[EXERCISE INSTRUCTIONS] For the listing below, give the count of lines containing "flag", and no other text.
--- START DATA SECTION ---
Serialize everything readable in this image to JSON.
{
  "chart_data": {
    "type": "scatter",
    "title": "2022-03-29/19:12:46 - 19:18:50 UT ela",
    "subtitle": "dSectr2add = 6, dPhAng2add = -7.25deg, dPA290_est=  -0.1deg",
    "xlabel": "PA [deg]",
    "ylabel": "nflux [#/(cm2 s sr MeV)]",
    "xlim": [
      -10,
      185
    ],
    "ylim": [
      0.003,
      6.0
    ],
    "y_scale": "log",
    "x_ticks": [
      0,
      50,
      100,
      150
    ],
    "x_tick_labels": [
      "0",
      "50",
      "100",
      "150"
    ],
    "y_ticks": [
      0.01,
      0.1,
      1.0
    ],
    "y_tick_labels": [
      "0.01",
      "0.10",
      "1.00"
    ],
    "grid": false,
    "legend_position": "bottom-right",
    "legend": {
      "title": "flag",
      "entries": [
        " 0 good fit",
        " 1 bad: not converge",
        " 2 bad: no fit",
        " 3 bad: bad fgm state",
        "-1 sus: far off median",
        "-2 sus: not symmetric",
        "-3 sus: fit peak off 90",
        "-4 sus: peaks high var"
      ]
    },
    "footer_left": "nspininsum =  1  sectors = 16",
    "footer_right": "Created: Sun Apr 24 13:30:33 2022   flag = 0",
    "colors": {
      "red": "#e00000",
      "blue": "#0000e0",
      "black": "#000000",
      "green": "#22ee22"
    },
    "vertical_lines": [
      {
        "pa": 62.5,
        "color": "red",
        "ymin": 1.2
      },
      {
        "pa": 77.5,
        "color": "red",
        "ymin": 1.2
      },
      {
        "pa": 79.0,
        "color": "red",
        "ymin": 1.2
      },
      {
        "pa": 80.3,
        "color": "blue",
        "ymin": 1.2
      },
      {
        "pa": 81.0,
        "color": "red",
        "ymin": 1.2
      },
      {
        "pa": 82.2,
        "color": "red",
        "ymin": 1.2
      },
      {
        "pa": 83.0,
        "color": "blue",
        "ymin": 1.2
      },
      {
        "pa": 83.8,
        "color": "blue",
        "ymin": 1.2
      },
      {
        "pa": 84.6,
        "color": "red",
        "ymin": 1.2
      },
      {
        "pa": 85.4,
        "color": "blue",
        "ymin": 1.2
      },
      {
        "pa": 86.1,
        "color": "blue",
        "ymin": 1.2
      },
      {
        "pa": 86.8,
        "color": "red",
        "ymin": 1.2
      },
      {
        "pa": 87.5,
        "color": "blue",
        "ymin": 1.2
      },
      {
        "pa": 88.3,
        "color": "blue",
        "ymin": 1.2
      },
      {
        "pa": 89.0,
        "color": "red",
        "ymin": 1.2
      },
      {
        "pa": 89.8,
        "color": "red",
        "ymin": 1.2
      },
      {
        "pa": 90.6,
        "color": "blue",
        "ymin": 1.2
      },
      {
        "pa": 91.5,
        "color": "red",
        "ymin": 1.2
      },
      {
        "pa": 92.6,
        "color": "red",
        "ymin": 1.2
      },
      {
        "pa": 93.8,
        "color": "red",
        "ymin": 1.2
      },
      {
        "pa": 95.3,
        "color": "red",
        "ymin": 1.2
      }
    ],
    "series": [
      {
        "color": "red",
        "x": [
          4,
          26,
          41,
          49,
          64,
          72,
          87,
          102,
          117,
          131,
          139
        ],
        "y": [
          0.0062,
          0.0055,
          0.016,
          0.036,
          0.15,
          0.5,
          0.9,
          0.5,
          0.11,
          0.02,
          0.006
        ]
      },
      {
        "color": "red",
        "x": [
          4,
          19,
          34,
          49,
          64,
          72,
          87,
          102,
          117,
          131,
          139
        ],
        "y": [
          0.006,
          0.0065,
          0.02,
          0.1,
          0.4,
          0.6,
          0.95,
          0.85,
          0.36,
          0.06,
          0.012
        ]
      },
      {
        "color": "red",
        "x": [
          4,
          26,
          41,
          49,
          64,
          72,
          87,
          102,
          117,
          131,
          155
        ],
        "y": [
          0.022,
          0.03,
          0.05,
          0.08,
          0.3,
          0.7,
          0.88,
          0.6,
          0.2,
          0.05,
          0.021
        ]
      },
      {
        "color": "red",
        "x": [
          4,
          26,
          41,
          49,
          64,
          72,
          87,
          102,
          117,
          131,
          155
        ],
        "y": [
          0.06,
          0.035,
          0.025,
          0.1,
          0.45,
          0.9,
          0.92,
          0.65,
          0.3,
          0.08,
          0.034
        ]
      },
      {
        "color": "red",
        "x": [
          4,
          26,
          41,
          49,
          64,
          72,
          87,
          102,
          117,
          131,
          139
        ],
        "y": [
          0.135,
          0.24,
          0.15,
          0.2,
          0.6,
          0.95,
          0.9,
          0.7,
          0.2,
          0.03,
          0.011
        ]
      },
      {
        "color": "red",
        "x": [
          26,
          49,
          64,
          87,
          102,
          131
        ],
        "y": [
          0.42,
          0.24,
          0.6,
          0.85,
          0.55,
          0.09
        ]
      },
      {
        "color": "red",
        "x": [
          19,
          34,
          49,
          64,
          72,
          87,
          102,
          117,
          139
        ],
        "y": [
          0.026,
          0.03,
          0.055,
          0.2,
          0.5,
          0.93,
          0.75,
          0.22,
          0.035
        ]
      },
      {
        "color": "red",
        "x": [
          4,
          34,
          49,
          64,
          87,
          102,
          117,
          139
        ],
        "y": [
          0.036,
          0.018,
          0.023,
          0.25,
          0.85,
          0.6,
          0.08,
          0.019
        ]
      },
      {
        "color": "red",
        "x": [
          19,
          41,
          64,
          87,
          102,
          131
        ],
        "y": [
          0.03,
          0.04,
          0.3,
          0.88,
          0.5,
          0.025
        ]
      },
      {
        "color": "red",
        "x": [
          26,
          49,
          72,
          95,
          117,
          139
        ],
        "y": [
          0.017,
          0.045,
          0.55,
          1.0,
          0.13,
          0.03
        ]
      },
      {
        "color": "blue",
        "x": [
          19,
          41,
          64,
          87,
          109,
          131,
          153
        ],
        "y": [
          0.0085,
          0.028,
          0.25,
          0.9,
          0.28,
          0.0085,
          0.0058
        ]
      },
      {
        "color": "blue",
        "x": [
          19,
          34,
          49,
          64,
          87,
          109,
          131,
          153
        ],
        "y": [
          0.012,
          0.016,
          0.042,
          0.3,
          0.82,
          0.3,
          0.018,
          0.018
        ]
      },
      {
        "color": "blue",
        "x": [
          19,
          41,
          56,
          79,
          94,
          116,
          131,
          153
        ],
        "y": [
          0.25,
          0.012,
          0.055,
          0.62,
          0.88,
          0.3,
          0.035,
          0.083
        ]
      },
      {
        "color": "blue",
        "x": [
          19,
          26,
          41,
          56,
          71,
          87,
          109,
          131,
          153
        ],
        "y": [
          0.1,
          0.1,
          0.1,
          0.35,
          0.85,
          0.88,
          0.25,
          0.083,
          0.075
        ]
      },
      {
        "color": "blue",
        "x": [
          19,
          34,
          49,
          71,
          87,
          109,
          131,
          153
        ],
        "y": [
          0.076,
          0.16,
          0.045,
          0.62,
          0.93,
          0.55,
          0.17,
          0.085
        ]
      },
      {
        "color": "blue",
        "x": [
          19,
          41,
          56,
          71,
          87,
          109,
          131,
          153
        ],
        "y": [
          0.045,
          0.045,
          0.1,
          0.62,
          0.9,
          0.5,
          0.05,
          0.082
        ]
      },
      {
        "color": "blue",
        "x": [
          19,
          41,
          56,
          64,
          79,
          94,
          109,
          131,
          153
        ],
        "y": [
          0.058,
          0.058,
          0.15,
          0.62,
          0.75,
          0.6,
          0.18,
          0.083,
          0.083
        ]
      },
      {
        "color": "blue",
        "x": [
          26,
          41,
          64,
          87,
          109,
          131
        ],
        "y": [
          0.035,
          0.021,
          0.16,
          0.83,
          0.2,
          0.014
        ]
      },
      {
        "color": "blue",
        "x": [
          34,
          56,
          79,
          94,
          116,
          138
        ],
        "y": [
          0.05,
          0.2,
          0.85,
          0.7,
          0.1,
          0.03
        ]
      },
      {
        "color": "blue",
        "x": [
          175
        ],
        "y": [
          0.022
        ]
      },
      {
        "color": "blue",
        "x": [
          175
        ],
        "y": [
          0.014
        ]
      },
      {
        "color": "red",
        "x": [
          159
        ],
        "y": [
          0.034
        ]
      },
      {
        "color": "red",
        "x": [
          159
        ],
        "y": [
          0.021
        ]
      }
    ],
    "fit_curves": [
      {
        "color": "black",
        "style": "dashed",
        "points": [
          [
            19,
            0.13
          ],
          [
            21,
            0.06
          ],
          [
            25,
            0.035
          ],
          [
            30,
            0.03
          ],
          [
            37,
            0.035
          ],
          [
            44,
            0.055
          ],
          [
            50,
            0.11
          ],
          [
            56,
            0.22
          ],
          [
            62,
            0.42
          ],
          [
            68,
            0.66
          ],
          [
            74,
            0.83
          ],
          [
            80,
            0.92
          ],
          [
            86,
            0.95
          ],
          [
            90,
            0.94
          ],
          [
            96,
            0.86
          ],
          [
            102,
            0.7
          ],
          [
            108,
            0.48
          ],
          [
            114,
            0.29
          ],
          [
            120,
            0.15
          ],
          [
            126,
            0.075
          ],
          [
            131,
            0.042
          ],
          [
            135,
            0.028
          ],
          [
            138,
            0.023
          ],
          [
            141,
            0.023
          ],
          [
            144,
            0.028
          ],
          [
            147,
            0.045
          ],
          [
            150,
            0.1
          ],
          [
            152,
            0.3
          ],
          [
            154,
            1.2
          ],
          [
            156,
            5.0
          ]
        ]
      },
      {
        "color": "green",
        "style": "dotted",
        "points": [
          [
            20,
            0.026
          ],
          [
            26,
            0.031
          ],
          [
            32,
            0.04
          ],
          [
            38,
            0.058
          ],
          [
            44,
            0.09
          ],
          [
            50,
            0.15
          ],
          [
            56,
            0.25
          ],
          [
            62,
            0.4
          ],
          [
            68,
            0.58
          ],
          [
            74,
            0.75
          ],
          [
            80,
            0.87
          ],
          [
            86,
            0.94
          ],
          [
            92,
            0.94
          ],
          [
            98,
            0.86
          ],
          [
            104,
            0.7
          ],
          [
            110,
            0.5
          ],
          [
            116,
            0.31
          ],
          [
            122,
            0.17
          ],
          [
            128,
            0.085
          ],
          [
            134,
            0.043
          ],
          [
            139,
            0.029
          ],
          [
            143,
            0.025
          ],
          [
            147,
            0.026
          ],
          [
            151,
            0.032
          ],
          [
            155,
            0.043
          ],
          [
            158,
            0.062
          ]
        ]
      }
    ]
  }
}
--- END DATA SECTION ---
[EXERCISE RESULT] 2